#### WHAT YOU HAVE TO DO:
Continue the article on Sophie Merry below from the point where it stops.

#### EXCERPTED PASSAGE:

= Sophie Merry =

Sophie Merry is a Dublin-based Irish YouTuber, filmmaker, dancer and part-time model. She is known for her "Groovy Dancing Girl" videos on her YouTube channel BandyToaster, has appeared in music videos, and has made short films.

==Videos==

My friends call me the Irish Crazy Frog. I get the odd marriage proposal from 40-year-old American men. Online is a funny old place.
— —Sophie Merry, August 2010

Sophie first came to attention on her YouTube channel, BandyToaster ("two random words stuck together"), with a video titled "Groovy Dancing Girl," featuring Merry dancing to "Harder, Better, Faster, Stronger" by Daft Punk. She danced to a slowed-down version of the song, then increased the speed of the footage to match the song played at normal speed (called undercranking). The video was shot in her friend's garden and posted in February 2007. She has since shot three more Groovy Dancing Girl videos. Her videos have received more than nine million hits. Her short film "Solo Duet" was funded by the Irish Film Board and was shown in October 2009 at the Darklight Film Festival, a digital film festival. In 2008 she appeared in a music video for Autoban's single "Sirens," and in 2009, she appeared in The Riptide Movement's video for their single "Cry Cry Baby." In October 2011, a live-action short subject which Merry made with Sigmedia and shot in stereoscopic 3D, titled Clockhead, premiered at Darklight. In 2015, she appeared as "the cloaked woman" in the titles sequence, and the pledge-break framing sequences, of PBS's transmission of the video presentation of the tie-in concert to Celtic Woman's album Destiny.

#### GIVEN INFORMATION:
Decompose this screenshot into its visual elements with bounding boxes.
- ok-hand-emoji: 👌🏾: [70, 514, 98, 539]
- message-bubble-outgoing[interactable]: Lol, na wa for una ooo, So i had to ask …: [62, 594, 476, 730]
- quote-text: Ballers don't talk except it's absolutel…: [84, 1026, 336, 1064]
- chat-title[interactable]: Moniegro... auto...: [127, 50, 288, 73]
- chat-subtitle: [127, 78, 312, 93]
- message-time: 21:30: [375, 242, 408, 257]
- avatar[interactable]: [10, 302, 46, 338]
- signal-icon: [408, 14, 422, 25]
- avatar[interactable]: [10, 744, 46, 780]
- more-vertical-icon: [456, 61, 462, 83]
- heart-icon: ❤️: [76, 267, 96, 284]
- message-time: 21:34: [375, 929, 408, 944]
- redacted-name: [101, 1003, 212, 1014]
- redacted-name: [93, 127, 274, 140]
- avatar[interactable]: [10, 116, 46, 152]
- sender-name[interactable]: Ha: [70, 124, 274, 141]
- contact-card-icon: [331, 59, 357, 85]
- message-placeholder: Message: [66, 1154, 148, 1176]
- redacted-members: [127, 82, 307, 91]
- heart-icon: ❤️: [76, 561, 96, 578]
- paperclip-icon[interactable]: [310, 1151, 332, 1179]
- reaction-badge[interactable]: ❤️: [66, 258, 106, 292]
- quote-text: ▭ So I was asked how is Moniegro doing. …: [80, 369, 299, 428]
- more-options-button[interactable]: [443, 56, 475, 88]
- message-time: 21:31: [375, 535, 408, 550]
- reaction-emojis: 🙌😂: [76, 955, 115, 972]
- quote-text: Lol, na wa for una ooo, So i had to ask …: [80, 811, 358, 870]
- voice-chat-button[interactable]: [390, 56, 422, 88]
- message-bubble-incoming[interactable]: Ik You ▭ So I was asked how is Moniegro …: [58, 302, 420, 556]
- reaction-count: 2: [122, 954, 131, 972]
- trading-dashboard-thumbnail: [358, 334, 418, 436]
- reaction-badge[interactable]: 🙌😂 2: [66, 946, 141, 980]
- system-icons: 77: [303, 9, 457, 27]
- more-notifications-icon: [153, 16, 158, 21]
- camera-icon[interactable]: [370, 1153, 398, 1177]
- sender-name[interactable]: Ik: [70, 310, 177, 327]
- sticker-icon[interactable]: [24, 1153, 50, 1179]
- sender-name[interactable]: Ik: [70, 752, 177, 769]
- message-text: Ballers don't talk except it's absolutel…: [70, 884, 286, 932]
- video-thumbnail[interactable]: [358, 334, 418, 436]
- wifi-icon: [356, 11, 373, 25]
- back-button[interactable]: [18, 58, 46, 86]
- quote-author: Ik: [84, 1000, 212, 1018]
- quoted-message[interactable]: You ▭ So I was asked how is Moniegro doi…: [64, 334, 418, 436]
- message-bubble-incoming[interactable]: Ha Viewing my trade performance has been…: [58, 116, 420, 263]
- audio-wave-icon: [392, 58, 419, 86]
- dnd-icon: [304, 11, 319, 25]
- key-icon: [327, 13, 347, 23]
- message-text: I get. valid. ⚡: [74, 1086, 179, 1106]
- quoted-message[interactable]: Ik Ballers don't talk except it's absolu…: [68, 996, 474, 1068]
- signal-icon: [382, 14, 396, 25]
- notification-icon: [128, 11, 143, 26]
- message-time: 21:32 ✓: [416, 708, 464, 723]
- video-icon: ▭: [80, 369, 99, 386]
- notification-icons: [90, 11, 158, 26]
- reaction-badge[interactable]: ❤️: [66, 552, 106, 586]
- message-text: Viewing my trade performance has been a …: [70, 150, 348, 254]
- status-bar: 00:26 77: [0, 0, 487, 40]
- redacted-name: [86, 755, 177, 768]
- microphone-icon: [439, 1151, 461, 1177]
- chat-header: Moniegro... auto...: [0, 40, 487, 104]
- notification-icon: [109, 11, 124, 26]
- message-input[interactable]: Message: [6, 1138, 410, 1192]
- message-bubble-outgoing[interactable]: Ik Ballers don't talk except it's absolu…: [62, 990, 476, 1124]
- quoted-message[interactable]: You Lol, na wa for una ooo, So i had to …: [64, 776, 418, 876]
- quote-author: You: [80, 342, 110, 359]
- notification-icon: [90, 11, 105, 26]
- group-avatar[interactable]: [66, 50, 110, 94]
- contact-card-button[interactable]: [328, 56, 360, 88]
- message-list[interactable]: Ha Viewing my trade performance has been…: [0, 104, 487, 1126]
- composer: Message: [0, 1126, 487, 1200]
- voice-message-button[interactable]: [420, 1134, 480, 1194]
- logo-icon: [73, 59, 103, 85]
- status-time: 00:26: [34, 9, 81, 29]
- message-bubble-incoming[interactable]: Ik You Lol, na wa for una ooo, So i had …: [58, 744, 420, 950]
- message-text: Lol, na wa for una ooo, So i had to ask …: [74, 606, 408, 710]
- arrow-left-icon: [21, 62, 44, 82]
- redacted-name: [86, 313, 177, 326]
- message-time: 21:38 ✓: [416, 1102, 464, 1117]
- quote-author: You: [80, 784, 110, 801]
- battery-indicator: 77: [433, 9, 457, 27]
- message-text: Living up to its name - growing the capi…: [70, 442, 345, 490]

#### SOLVED EXERCISE:
==Education and work==
Merry received a BA hons. in Spanish and Sociology from University College Dublin in 2004 and a higher national diploma in computer and classical animation from Ballyfermot College of Further Education in 2007. Aged 16, Merry appeared on the cover of U Magazine after winning a competition. She is a life model, and did a photo shoot and viral video for the French company Etam in a jeans campaign launched in April 2008 that ran in 51 countries. She previously worked for Jam Media, and she has worked as a director for Jumper Productions in Dublin since the company launched in early 2010. She worked on a viral video campaign for the social networking site Whispurr in 2010, and produced an interactive installation for the Biorhythm exhibition at Trinity College Dublin's Science Gallery. In 2011, as mentioned above, Merry joined with Sigmedia to create Ireland's first short subject to be shot using a stereoscopic camera rig, Clockhead. It premiered at Darklight Film Festival and the Chicago Irish Film Festival.

Merry is fully trained in the Meisner Acting Technique and has also studied at the Gaiety School of Acting, The Abbey School and Bow Street Academy. More recently she was awarded Best Actor at the Limerick Film Festival 2016 and was part of Jasons Byrnes 'Inlands' show as part of Dublin Theatre Festival 2016.

==Personal life==
Merry is from Shankill, Co. Dublin. She studied ballet and modern dance as a child. Her mother and father, Mary Reynolds and Brian Merry, are artists, and she has a brother and three sisters.